== Record list

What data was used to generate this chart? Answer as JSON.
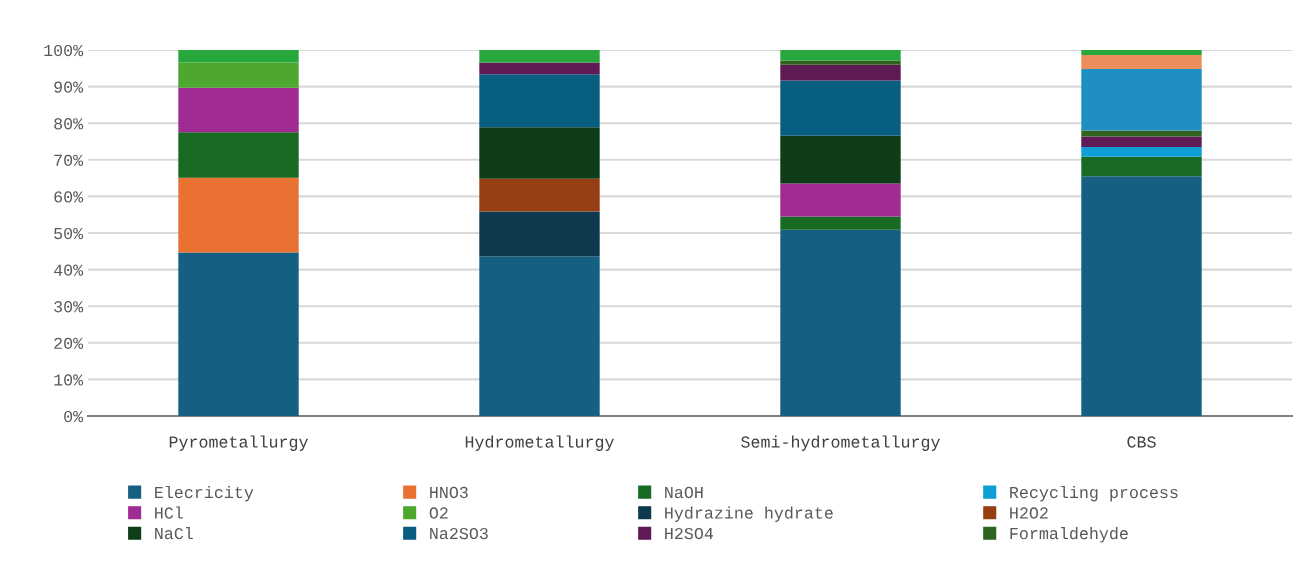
{
  "chart_data": {
    "type": "bar",
    "stacked": true,
    "categories": [
      "Pyrometallurgy",
      "Hydrometallurgy",
      "Semi-hydrometallurgy",
      "CBS"
    ],
    "series": [
      {
        "name": "Elecricity",
        "color": "#156082",
        "values": [
          44.7,
          43.6,
          50.9,
          65.5
        ]
      },
      {
        "name": "HNO3",
        "color": "#e97132",
        "values": [
          20.4,
          null,
          null,
          null
        ]
      },
      {
        "name": "NaOH",
        "color": "#196b24",
        "values": [
          12.4,
          null,
          3.6,
          5.3
        ]
      },
      {
        "name": "Recycling process",
        "color": "#0f9ed5",
        "values": [
          null,
          null,
          null,
          2.7
        ]
      },
      {
        "name": "HCl",
        "color": "#a02b93",
        "values": [
          12.2,
          null,
          9.0,
          null
        ]
      },
      {
        "name": "O2",
        "color": "#4ea72e",
        "values": [
          6.9,
          null,
          null,
          null
        ]
      },
      {
        "name": "Hydrazine hydrate",
        "color": "#0e3a50",
        "values": [
          null,
          12.3,
          null,
          null
        ]
      },
      {
        "name": "H2O2",
        "color": "#953f12",
        "values": [
          null,
          8.9,
          null,
          null
        ]
      },
      {
        "name": "NaCl",
        "color": "#0f3d17",
        "values": [
          null,
          14.1,
          13.1,
          null
        ]
      },
      {
        "name": "Na2SO3",
        "color": "#085e80",
        "values": [
          null,
          14.5,
          15.1,
          null
        ]
      },
      {
        "name": "H2SO4",
        "color": "#5e1b56",
        "values": [
          null,
          3.2,
          4.3,
          2.9
        ]
      },
      {
        "name": "Formaldehyde",
        "color": "#2e6320",
        "values": [
          null,
          null,
          1.1,
          1.6
        ]
      },
      {
        "color": "#1f8fc1",
        "values": [
          null,
          null,
          null,
          16.8
        ]
      },
      {
        "color": "#ec8e5c",
        "values": [
          null,
          null,
          null,
          3.8
        ]
      },
      {
        "color": "#28a83c",
        "values": [
          3.4,
          3.4,
          2.9,
          1.4
        ]
      }
    ],
    "ylim": [
      0,
      100
    ],
    "yticks": [
      {
        "value": 0,
        "label": "0%"
      },
      {
        "value": 10,
        "label": "10%"
      },
      {
        "value": 20,
        "label": "20%"
      },
      {
        "value": 30,
        "label": "30%"
      },
      {
        "value": 40,
        "label": "40%"
      },
      {
        "value": 50,
        "label": "50%"
      },
      {
        "value": 60,
        "label": "60%"
      },
      {
        "value": 70,
        "label": "70%"
      },
      {
        "value": 80,
        "label": "80%"
      },
      {
        "value": 90,
        "label": "90%"
      },
      {
        "value": 100,
        "label": "100%"
      }
    ],
    "grid": "y",
    "legend": "bottom"
  }
}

====

■ What is being asked:
For each line above that contains the word "label", copy that line.

■ Complete response:
        "label": "0%"
        "label": "10%"
        "label": "20%"
        "label": "30%"
        "label": "40%"
        "label": "50%"
        "label": "60%"
        "label": "70%"
        "label": "80%"
        "label": "90%"
        "label": "100%"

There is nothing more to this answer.